──────── Task data

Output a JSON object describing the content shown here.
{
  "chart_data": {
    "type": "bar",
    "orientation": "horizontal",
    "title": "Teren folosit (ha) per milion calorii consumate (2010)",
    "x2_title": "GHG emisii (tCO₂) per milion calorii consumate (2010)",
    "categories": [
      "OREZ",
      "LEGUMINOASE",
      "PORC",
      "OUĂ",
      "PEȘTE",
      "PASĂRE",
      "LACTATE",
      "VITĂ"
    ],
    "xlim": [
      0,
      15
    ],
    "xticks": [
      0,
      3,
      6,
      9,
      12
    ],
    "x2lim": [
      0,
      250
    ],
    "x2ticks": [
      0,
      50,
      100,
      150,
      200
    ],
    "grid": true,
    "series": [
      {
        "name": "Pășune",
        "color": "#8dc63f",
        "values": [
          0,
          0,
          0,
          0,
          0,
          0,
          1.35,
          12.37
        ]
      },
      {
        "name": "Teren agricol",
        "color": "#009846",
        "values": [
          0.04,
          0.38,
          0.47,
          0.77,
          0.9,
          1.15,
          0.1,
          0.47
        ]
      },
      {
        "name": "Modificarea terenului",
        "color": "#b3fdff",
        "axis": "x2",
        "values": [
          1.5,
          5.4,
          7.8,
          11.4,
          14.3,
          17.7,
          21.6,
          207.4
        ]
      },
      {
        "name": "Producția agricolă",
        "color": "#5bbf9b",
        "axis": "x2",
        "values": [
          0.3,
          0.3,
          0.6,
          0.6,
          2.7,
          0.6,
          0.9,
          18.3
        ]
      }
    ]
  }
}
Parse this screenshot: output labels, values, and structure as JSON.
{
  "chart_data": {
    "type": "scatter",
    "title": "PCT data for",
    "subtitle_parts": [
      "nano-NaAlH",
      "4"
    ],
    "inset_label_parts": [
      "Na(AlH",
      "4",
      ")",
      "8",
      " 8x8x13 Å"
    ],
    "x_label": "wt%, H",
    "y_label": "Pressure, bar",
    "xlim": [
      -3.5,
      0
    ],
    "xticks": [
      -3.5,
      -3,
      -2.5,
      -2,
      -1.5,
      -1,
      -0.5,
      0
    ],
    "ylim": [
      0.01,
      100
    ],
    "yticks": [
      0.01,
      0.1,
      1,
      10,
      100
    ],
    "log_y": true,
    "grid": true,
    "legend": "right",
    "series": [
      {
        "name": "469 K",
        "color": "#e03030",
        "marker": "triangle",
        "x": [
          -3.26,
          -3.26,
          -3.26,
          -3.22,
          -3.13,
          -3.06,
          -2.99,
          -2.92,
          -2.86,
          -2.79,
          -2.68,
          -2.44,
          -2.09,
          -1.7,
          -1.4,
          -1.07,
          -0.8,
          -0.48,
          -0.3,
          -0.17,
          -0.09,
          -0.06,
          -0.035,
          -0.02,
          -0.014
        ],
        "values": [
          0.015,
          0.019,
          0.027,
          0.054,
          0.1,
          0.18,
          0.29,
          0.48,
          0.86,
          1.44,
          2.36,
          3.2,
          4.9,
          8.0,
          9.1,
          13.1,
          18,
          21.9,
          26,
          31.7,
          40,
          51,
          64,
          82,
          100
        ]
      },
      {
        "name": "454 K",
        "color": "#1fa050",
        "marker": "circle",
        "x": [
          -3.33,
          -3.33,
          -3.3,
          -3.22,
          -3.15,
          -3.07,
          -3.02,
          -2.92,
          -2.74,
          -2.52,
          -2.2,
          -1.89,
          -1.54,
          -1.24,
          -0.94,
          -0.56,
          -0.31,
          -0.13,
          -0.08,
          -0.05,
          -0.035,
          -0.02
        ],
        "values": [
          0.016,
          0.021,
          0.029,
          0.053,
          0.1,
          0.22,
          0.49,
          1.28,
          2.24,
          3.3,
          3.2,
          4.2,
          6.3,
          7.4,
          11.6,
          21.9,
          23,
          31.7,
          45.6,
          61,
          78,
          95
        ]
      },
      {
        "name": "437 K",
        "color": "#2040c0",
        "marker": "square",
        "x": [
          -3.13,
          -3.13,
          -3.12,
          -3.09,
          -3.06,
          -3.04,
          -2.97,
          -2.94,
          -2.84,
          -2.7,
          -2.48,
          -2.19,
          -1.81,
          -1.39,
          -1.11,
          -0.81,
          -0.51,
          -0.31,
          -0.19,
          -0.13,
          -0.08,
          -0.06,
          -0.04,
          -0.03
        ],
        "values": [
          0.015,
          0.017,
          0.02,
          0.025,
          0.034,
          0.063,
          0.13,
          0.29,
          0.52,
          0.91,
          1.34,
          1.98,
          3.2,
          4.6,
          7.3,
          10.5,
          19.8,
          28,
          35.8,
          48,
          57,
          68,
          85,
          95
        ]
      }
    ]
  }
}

────────────────

● **Exercise brief**
Which lines hold the word "marker"? Copy each of them from the records.

● **Exercise solution**
        "marker": "triangle",
        "marker": "circle",
        "marker": "square",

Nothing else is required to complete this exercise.